Written request:
Could you transcribe the material below exactly, without leaving out a single line?

[Entries from a dataset]
☆ ☆ ☆ ☆

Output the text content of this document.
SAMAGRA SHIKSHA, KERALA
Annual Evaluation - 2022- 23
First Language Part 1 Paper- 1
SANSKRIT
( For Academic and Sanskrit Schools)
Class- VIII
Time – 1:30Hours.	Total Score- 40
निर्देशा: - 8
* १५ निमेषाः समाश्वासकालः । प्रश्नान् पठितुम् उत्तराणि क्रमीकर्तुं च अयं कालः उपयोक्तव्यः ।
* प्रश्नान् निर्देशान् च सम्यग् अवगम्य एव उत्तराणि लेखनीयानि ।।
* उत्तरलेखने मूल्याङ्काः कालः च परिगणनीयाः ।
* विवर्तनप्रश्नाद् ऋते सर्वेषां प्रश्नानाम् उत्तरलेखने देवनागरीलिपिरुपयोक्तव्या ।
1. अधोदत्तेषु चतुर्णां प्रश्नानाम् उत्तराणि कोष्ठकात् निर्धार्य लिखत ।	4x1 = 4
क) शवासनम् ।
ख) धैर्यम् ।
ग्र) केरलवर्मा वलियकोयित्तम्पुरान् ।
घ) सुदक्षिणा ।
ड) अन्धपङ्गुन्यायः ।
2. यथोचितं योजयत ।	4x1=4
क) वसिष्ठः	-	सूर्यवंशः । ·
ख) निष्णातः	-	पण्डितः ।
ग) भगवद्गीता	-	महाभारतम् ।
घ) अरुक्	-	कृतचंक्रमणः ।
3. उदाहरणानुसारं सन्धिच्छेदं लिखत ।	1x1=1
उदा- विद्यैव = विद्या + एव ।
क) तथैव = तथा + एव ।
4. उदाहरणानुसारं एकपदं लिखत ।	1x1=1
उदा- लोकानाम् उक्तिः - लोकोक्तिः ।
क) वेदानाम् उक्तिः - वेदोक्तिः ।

☆ ☆ ☆ ☆

The solution:
Output the text content of this document.
SAMAGRA SHIKSHA, KERALA
Annual Evaluation - 2022- 23
First Language Part 1 Paper- 1
SANSKRIT
( For Academic and Sanskrit Schools)
Class- VIII
Time – 1:30Hours.	Total Score- 40
निर्देशा: - 8
* १५ निमेषाः समाश्वासकालः । प्रश्नान् पठितुम् उत्तराणि क्रमीकर्तुं च अयं कालः उपयोक्तव्यः ।
* प्रश्नान् निर्देशान् च सम्यग् अवगम्य एव उत्तराणि लेखनीयानि ।।
* उत्तरलेखने मूल्याङ्काः कालः च परिगणनीयाः ।
* विवर्तनप्रश्नाद् ऋते सर्वेषां प्रश्नानाम् उत्तरलेखने देवनागरीलिपिरुपयोक्तव्या ।
1. अधोदत्तेषु चतुर्णां प्रश्नानाम् उत्तराणि कोष्ठकात् निर्धार्य लिखत ।	4x1 = 4
क) शवासनम् ।
ख) धैर्यम् ।
ग्र) केरलवर्मा वलियकोयित्तम्पुरान् ।
घ) सुदक्षिणा ।
ड) अन्धपङ्गुन्यायः ।
2. यथोचितं योजयत ।	4x1=4
क) वसिष्ठः	-	सूर्यवंशः । ·
ख) निष्णातः	-	पण्डितः ।
ग) भगवद्गीता	-	महाभारतम् ।
घ) अरुक्	-	कृतचंक्रमणः ।
3. उदाहरणानुसारं सन्धिच्छेदं लिखत ।	1x1=1
उदा- विद्यैव = विद्या + एव ।
क) तथैव = तथा + एव ।
4. उदाहरणानुसारं एकपदं लिखत ।	1x1=1
उदा- लोकानाम् उक्तिः - लोकोक्तिः ।
क) वेदानाम् उक्तिः - वेदोक्तिः ।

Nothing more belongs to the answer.